### DATA LINES

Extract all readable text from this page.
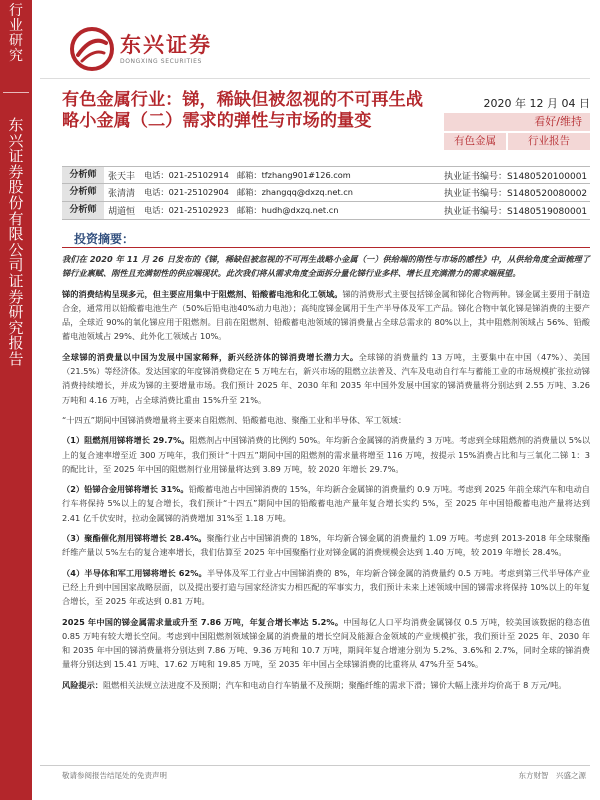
行
业
研
究
东
兴
证
券
股
份
有
限
公
司
证
券
研
究
报
告
东兴证券
DONGXING SECURITIES
有色金属行业：锑，稀缺但被忽视的不可再生战略小金属（二）需求的弹性与市场的量变
2020 年 12 月 04 日
看好/维持
有色金属	行业报告
分析师	张天丰	电话：021-25102914　邮箱：tfzhang901#126.com	执业证书编号：S1480520100001
分析师	张清清	电话：021-25102904　邮箱：zhangqq@dxzq.net.cn	执业证书编号：S1480520080002
分析师	胡道恒	电话：021-25102923　邮箱：hudh@dxzq.net.cn	执业证书编号：S1480519080001
投资摘要：

我们在 2020 年 11 月 26 日发布的《锑，稀缺但被忽视的不可再生战略小金属（一）供给端的刚性与市场的感性》中，从供给角度全面梳理了锑行业禀赋、刚性且充满韧性的供应端现状。此次我们将从需求角度全面拆分量化锑行业多样、增长且充满潜力的需求端展望。

锑的消费结构呈现多元，但主要应用集中于阻燃剂、铅酸蓄电池和化工领域。锑的消费形式主要包括锑金属和锑化合物两种。锑金属主要用于制造合金，通常用以铅酸蓄电池生产（50%后铅电池40%动力电池）；高纯度锑金属用于生产半导体及军工产品。锑化合物中氧化锑是锑消费的主要产品，全球近 90%的氧化锑应用于阻燃剂。目前在阻燃剂、铅酸蓄电池领域的锑消费量占全球总需求的 80%以上，其中阻燃剂领域占 56%、铅酸蓄电池领域占 29%、此外化工领域占 10%。

全球锑的消费量以中国为发展中国家稀释，新兴经济体的锑消费增长潜力大。全球锑的消费量约 13 万吨，主要集中在中国（47%）、美国（21.5%）等经济体。发达国家的年度锑消费稳定在 5 万吨左右，新兴市场的阻燃立法普及、汽车及电动自行车与蓄能工业的市场规模扩张拉动锑消费持续增长，并成为锑的主要增量市场。我们预计 2025 年、2030 年和 2035 年中国外发展中国家的锑消费量将分别达到 2.55 万吨、3.26 万吨和 4.16 万吨，占全球消费比重由 15%升至 21%。

“十四五”期间中国锑消费增量将主要来自阻燃剂、铅酸蓄电池、聚酯工业和半导体、军工领域：

（1）阻燃剂用锑将增长 29.7%。阻燃剂占中国锑消费的比例约 50%。年均新合金属锑的消费量约 3 万吨。考虑到全球阻燃剂的消费量以 5%以上的复合速率增至近 300 万吨年，我们预计“十四五”期间中国的阻燃剂的需求量将增至 116 万吨，按提示 15%消费占比和与三氧化二锑 1：3 的配比计，至 2025 年中国的阻燃剂行业用锑量将达到 3.89 万吨，较 2020 年增长 29.7%。

（2）铅锑合金用锑将增长 31%。铅酸蓄电池占中国锑消费的 15%，年均新合金属锑的消费量约 0.9 万吨。考虑到 2025 年前全球汽车和电动自行车将保持 5%以上的复合增长，我们预计“十四五”期间中国的铅酸蓄电池产量年复合增长实约 5%，至 2025 年中国铅酸蓄电池产量将达到 2.41 亿千伏安时，拉动金属锑的消费增加 31%至 1.18 万吨。

（3）聚酯催化剂用锑将增长 28.4%。聚酯行业占中国锑消费的 18%，年均新合锑金属的消费量约 1.09 万吨。考虑到 2013-2018 年全球聚酯纤维产量以 5%左右的复合速率增长，我们估算至 2025 年中国聚酯行业对锑金属的消费规模会达到 1.40 万吨，较 2019 年增长 28.4%。

（4）半导体和军工用锑将增长 62%。半导体及军工行业占中国锑消费的 8%，年均新合锑金属的消费量约 0.5 万吨。考虑到第三代半导体产业已经上升到中国国家战略层面，以及提出要打造与国家经济实力相匹配的军事实力，我们预计未来上述领域中国的锑需求将保持 10%以上的年复合增长，至 2025 年或达到 0.81 万吨。

2025 年中国的锑金属需求量或升至 7.86 万吨，年复合增长率达 5.2%。中国每亿人口平均消费金属锑仅 0.5 万吨，较美国该数据的稳态值 0.85 万吨有较大增长空间。考虑到中国阻燃剂领域锑金属的消费量的增长空间及能源合金领域的产业规模扩张，我们预计至 2025 年、2030 年和 2035 年中国的锑消费量将分别达到 7.86 万吨、9.36 万吨和 10.7 万吨，期间年复合增速分别为 5.2%、3.6%和 2.7%，同时全球的锑消费量将分别达到 15.41 万吨、17.62 万吨和 19.85 万吨，至 2035 年中国占全球锑消费的比重将从 47%升至 54%。

风险提示：阻燃相关法规立法进度不及预期；汽车和电动自行车销量不及预期；聚酯纤维的需求下滑；锑价大幅上涨并均价高于 8 万元/吨。

敬请参阅报告结尾处的免责声明	东方财智　兴盛之源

######

Every line is to be duplicated exactly, though pictures stay out.

Extract all readable text from this page.
行
业
研
究
东
兴
证
券
股
份
有
限
公
司
证
券
研
究
报
告
东兴证券
DONGXING SECURITIES
有色金属行业：锑，稀缺但被忽视的不可再生战略小金属（二）需求的弹性与市场的量变
2020 年 12 月 04 日
看好/维持
有色金属	行业报告
分析师	张天丰	电话：021-25102914　邮箱：tfzhang901#126.com	执业证书编号：S1480520100001
分析师	张清清	电话：021-25102904　邮箱：zhangqq@dxzq.net.cn	执业证书编号：S1480520080002
分析师	胡道恒	电话：021-25102923　邮箱：hudh@dxzq.net.cn	执业证书编号：S1480519080001
投资摘要：

我们在 2020 年 11 月 26 日发布的《锑，稀缺但被忽视的不可再生战略小金属（一）供给端的刚性与市场的感性》中，从供给角度全面梳理了锑行业禀赋、刚性且充满韧性的供应端现状。此次我们将从需求角度全面拆分量化锑行业多样、增长且充满潜力的需求端展望。

锑的消费结构呈现多元，但主要应用集中于阻燃剂、铅酸蓄电池和化工领域。锑的消费形式主要包括锑金属和锑化合物两种。锑金属主要用于制造合金，通常用以铅酸蓄电池生产（50%后铅电池40%动力电池）；高纯度锑金属用于生产半导体及军工产品。锑化合物中氧化锑是锑消费的主要产品，全球近 90%的氧化锑应用于阻燃剂。目前在阻燃剂、铅酸蓄电池领域的锑消费量占全球总需求的 80%以上，其中阻燃剂领域占 56%、铅酸蓄电池领域占 29%、此外化工领域占 10%。

全球锑的消费量以中国为发展中国家稀释，新兴经济体的锑消费增长潜力大。全球锑的消费量约 13 万吨，主要集中在中国（47%）、美国（21.5%）等经济体。发达国家的年度锑消费稳定在 5 万吨左右，新兴市场的阻燃立法普及、汽车及电动自行车与蓄能工业的市场规模扩张拉动锑消费持续增长，并成为锑的主要增量市场。我们预计 2025 年、2030 年和 2035 年中国外发展中国家的锑消费量将分别达到 2.55 万吨、3.26 万吨和 4.16 万吨，占全球消费比重由 15%升至 21%。

“十四五”期间中国锑消费增量将主要来自阻燃剂、铅酸蓄电池、聚酯工业和半导体、军工领域：

（1）阻燃剂用锑将增长 29.7%。阻燃剂占中国锑消费的比例约 50%。年均新合金属锑的消费量约 3 万吨。考虑到全球阻燃剂的消费量以 5%以上的复合速率增至近 300 万吨年，我们预计“十四五”期间中国的阻燃剂的需求量将增至 116 万吨，按提示 15%消费占比和与三氧化二锑 1：3 的配比计，至 2025 年中国的阻燃剂行业用锑量将达到 3.89 万吨，较 2020 年增长 29.7%。

（2）铅锑合金用锑将增长 31%。铅酸蓄电池占中国锑消费的 15%，年均新合金属锑的消费量约 0.9 万吨。考虑到 2025 年前全球汽车和电动自行车将保持 5%以上的复合增长，我们预计“十四五”期间中国的铅酸蓄电池产量年复合增长实约 5%，至 2025 年中国铅酸蓄电池产量将达到 2.41 亿千伏安时，拉动金属锑的消费增加 31%至 1.18 万吨。

（3）聚酯催化剂用锑将增长 28.4%。聚酯行业占中国锑消费的 18%，年均新合锑金属的消费量约 1.09 万吨。考虑到 2013-2018 年全球聚酯纤维产量以 5%左右的复合速率增长，我们估算至 2025 年中国聚酯行业对锑金属的消费规模会达到 1.40 万吨，较 2019 年增长 28.4%。

（4）半导体和军工用锑将增长 62%。半导体及军工行业占中国锑消费的 8%，年均新合锑金属的消费量约 0.5 万吨。考虑到第三代半导体产业已经上升到中国国家战略层面，以及提出要打造与国家经济实力相匹配的军事实力，我们预计未来上述领域中国的锑需求将保持 10%以上的年复合增长，至 2025 年或达到 0.81 万吨。

2025 年中国的锑金属需求量或升至 7.86 万吨，年复合增长率达 5.2%。中国每亿人口平均消费金属锑仅 0.5 万吨，较美国该数据的稳态值 0.85 万吨有较大增长空间。考虑到中国阻燃剂领域锑金属的消费量的增长空间及能源合金领域的产业规模扩张，我们预计至 2025 年、2030 年和 2035 年中国的锑消费量将分别达到 7.86 万吨、9.36 万吨和 10.7 万吨，期间年复合增速分别为 5.2%、3.6%和 2.7%，同时全球的锑消费量将分别达到 15.41 万吨、17.62 万吨和 19.85 万吨，至 2035 年中国占全球锑消费的比重将从 47%升至 54%。

风险提示：阻燃相关法规立法进度不及预期；汽车和电动自行车销量不及预期；聚酯纤维的需求下滑；锑价大幅上涨并均价高于 8 万元/吨。

敬请参阅报告结尾处的免责声明	东方财智　兴盛之源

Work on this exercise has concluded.